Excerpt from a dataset

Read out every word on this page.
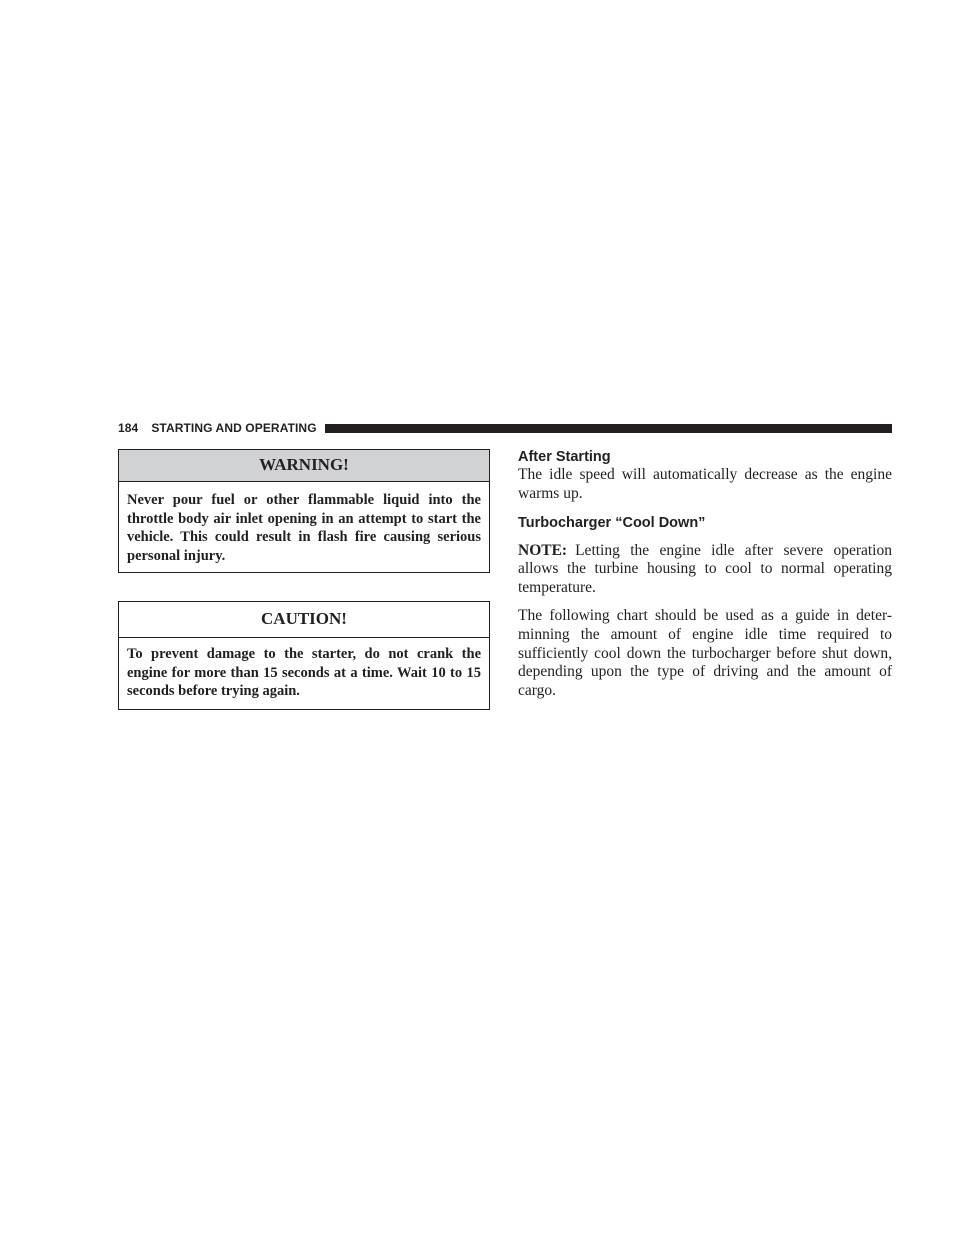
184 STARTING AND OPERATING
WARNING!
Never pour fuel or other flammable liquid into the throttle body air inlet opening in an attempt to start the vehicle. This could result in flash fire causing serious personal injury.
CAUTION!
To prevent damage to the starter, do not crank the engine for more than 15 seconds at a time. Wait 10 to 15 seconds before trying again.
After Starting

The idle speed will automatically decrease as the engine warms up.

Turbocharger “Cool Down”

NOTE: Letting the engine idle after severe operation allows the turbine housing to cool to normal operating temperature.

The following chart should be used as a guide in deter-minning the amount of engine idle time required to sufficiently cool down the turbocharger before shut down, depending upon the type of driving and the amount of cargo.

==

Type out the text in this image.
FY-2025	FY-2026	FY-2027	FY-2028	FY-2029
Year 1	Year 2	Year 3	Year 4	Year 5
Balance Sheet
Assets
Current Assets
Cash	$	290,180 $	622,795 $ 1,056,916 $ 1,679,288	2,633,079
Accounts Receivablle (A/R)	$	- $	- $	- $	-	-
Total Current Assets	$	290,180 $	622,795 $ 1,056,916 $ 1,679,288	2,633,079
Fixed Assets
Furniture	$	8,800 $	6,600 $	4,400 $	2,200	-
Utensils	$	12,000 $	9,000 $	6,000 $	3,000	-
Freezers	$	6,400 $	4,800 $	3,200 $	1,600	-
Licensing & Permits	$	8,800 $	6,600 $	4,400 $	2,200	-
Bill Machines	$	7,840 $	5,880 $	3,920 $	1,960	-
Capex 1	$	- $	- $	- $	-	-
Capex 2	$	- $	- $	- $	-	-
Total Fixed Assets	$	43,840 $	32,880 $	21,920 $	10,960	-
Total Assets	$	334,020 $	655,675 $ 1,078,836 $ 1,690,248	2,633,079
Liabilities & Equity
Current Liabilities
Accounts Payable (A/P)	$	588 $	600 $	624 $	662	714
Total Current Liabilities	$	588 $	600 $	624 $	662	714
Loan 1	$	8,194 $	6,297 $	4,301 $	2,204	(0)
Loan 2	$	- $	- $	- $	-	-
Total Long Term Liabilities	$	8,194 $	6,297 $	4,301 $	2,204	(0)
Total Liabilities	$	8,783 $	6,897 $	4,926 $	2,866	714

### WORK TO COMPLETE
Return each line that includes "idle".

### OUTPUT OF THE EXERCISE
The idle speed will automatically decrease as the engine warms up.
NOTE: Letting the engine idle after severe operation allows the turbine housing to cool to normal operating temperature.
The following chart should be used as a guide in deter-minning the amount of engine idle time required to sufficiently cool down the turbocharger before shut down, depending upon the type of driving and the amount of cargo.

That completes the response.